[Begin DATA TO USE]
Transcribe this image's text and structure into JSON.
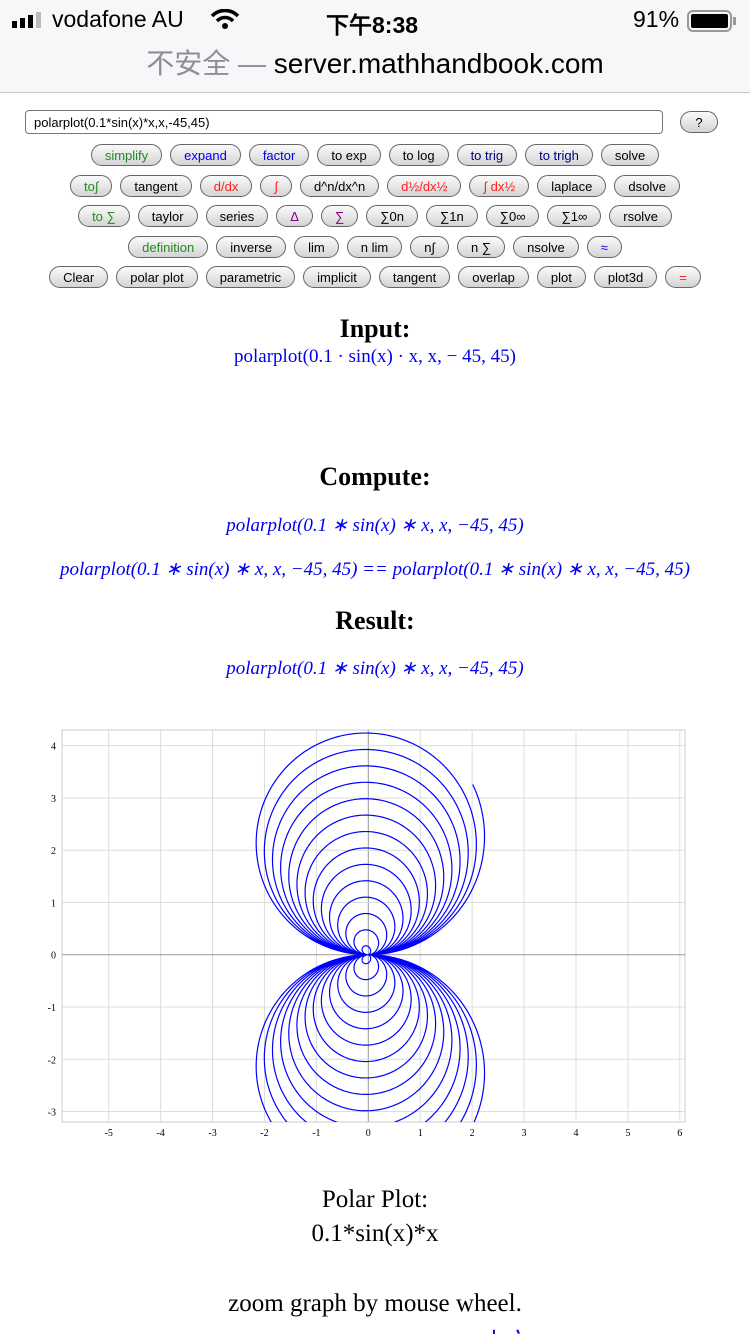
{
  "status_bar": {
    "carrier": "vodafone AU",
    "time": "下午8:38",
    "battery": "91%"
  },
  "browser": {
    "insecure_label": "不安全 —",
    "domain": "server.mathhandbook.com"
  },
  "input": {
    "value": "polarplot(0.1*sin(x)*x,x,-45,45)",
    "help_label": "?"
  },
  "button_rows": [
    [
      {
        "label": "simplify",
        "color": "#228b22"
      },
      {
        "label": "expand",
        "color": "#0000ee"
      },
      {
        "label": "factor",
        "color": "#0000ee"
      },
      {
        "label": "to exp",
        "color": "#000"
      },
      {
        "label": "to log",
        "color": "#000"
      },
      {
        "label": "to trig",
        "color": "#000080"
      },
      {
        "label": "to trigh",
        "color": "#000080"
      },
      {
        "label": "solve",
        "color": "#000"
      }
    ],
    [
      {
        "label": "to∫",
        "color": "#228b22"
      },
      {
        "label": "tangent",
        "color": "#000"
      },
      {
        "label": "d/dx",
        "color": "#ff2020"
      },
      {
        "label": "∫",
        "color": "#ff2020"
      },
      {
        "label": "d^n/dx^n",
        "color": "#000"
      },
      {
        "label": "d½/dx½",
        "color": "#ff2020"
      },
      {
        "label": "∫ dx½",
        "color": "#ff2020"
      },
      {
        "label": "laplace",
        "color": "#000"
      },
      {
        "label": "dsolve",
        "color": "#000"
      }
    ],
    [
      {
        "label": "to ∑",
        "color": "#228b22"
      },
      {
        "label": "taylor",
        "color": "#000"
      },
      {
        "label": "series",
        "color": "#000"
      },
      {
        "label": "Δ",
        "color": "#800080"
      },
      {
        "label": "∑",
        "color": "#800080"
      },
      {
        "label": "∑0n",
        "color": "#000"
      },
      {
        "label": "∑1n",
        "color": "#000"
      },
      {
        "label": "∑0∞",
        "color": "#000"
      },
      {
        "label": "∑1∞",
        "color": "#000"
      },
      {
        "label": "rsolve",
        "color": "#000"
      }
    ],
    [
      {
        "label": "definition",
        "color": "#228b22"
      },
      {
        "label": "inverse",
        "color": "#000"
      },
      {
        "label": "lim",
        "color": "#000"
      },
      {
        "label": "n lim",
        "color": "#000"
      },
      {
        "label": "n∫",
        "color": "#000"
      },
      {
        "label": "n ∑",
        "color": "#000"
      },
      {
        "label": "nsolve",
        "color": "#000"
      },
      {
        "label": "≈",
        "color": "#0000ee"
      }
    ],
    [
      {
        "label": "Clear",
        "color": "#000"
      },
      {
        "label": "polar plot",
        "color": "#000"
      },
      {
        "label": "parametric",
        "color": "#000"
      },
      {
        "label": "implicit",
        "color": "#000"
      },
      {
        "label": "tangent",
        "color": "#000"
      },
      {
        "label": "overlap",
        "color": "#000"
      },
      {
        "label": "plot",
        "color": "#000"
      },
      {
        "label": "plot3d",
        "color": "#000"
      },
      {
        "label": "=",
        "color": "#ff2020"
      }
    ]
  ],
  "input_section": {
    "heading": "Input:",
    "expr": "polarplot(0.1 · sin(x) · x, x,  − 45, 45)"
  },
  "compute_section": {
    "heading": "Compute:",
    "expr": "polarplot(0.1 ∗ sin(x) ∗ x, x, −45, 45)",
    "equation": "polarplot(0.1 ∗ sin(x) ∗ x, x, −45, 45) == polarplot(0.1 ∗ sin(x) ∗ x, x, −45, 45)"
  },
  "result_section": {
    "heading": "Result:",
    "expr": "polarplot(0.1 ∗ sin(x) ∗ x, x, −45, 45)"
  },
  "chart_data": {
    "type": "line",
    "subtype": "polar",
    "function": "r = 0.1*sin(t)*t",
    "t_range": [
      -45,
      45
    ],
    "xlim": [
      -5.9,
      6.1
    ],
    "ylim": [
      -3.2,
      4.3
    ],
    "x_ticks": [
      "-5",
      "-4",
      "-3",
      "-2",
      "-1",
      "0",
      "1",
      "2",
      "3",
      "4",
      "5",
      "6"
    ],
    "y_ticks": [
      "4",
      "3",
      "2",
      "1",
      "0",
      "-1",
      "-2",
      "-3"
    ],
    "grid": true,
    "line_color": "#0000ff"
  },
  "caption": {
    "title": "Polar Plot:",
    "function": "0.1*sin(x)*x",
    "hint": "zoom graph by mouse wheel."
  },
  "footer": {
    "last_link": "中文"
  }
}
[End DATA TO USE]
* WHAT NEEDS TO BE DONE *
Copy out each line of the material that holds the word "function".

* ANSWER FOR THIS EXERCISE *
    "function": "r = 0.1*sin(t)*t",
    "function": "0.1*sin(x)*x",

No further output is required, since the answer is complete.